> [Exercise description]: Answer with one number: how many lines hold the string "xlabel".

> [Records for the task]:
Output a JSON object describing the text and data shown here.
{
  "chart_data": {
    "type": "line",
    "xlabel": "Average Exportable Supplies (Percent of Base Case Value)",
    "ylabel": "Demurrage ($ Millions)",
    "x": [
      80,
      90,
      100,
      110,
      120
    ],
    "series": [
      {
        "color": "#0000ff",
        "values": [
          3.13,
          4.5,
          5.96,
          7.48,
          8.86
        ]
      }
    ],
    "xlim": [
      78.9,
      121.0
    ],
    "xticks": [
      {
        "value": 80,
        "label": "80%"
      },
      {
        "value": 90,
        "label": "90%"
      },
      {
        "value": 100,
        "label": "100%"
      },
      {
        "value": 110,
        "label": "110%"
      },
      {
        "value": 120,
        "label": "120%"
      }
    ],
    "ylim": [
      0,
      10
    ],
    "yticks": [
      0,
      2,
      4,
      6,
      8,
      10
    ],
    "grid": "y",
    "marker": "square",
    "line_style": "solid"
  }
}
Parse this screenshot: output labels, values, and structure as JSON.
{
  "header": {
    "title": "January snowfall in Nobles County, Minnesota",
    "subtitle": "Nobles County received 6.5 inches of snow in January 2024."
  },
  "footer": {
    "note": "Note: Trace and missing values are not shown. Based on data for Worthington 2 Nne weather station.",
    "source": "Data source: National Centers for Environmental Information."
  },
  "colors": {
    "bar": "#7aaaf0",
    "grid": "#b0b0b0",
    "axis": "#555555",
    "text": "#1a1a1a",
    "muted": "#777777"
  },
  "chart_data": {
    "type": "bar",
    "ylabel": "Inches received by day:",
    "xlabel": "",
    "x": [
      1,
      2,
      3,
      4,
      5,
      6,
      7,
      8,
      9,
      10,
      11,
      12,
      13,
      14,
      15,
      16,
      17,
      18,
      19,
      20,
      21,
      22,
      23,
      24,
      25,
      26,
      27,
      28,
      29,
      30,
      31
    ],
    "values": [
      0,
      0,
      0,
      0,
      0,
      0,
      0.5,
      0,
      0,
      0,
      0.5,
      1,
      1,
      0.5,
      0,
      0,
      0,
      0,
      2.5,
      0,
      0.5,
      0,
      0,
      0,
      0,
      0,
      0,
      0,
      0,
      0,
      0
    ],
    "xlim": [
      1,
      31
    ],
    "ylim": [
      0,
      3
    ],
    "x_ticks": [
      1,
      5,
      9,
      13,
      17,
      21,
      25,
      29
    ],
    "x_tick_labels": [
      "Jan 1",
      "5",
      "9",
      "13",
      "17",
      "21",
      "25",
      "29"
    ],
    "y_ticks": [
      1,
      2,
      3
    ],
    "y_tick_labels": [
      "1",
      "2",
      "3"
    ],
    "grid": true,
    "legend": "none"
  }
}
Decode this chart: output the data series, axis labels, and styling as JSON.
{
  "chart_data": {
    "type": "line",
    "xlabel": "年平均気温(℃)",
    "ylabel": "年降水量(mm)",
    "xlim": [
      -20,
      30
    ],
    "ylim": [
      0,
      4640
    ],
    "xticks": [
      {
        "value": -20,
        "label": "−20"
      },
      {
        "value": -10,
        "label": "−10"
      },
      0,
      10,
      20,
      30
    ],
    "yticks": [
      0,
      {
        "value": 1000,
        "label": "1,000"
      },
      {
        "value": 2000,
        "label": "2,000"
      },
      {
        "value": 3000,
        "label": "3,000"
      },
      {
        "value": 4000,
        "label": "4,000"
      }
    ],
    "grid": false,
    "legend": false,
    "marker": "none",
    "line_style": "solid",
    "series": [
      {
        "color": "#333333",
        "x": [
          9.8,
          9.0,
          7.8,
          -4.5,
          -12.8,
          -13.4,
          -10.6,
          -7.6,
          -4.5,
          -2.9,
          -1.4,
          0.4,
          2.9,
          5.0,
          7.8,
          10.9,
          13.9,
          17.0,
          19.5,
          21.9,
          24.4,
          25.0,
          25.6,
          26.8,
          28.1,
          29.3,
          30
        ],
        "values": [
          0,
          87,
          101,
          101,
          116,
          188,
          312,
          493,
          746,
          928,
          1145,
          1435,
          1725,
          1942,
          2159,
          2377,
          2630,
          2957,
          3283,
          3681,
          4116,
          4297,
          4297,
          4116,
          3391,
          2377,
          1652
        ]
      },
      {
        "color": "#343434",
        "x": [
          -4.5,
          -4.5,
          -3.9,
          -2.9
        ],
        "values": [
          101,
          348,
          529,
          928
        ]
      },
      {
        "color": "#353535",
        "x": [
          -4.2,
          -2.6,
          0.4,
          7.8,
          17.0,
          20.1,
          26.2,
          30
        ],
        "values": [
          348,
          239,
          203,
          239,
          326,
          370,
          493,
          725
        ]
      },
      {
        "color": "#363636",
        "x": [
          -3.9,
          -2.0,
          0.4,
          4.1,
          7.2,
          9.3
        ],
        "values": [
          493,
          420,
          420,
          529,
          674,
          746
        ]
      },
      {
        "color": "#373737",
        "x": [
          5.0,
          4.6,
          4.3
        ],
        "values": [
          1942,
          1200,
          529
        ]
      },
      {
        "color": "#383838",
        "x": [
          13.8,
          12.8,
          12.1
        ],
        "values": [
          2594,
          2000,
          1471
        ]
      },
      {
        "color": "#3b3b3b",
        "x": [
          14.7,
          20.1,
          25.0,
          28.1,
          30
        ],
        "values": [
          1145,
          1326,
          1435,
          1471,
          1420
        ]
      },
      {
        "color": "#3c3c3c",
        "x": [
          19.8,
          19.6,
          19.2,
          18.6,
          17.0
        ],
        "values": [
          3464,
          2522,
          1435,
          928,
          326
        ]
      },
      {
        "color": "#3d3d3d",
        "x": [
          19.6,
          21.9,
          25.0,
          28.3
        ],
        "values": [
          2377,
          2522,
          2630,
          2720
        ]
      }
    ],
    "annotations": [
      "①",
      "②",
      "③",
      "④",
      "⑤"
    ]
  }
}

> [Written response]: 3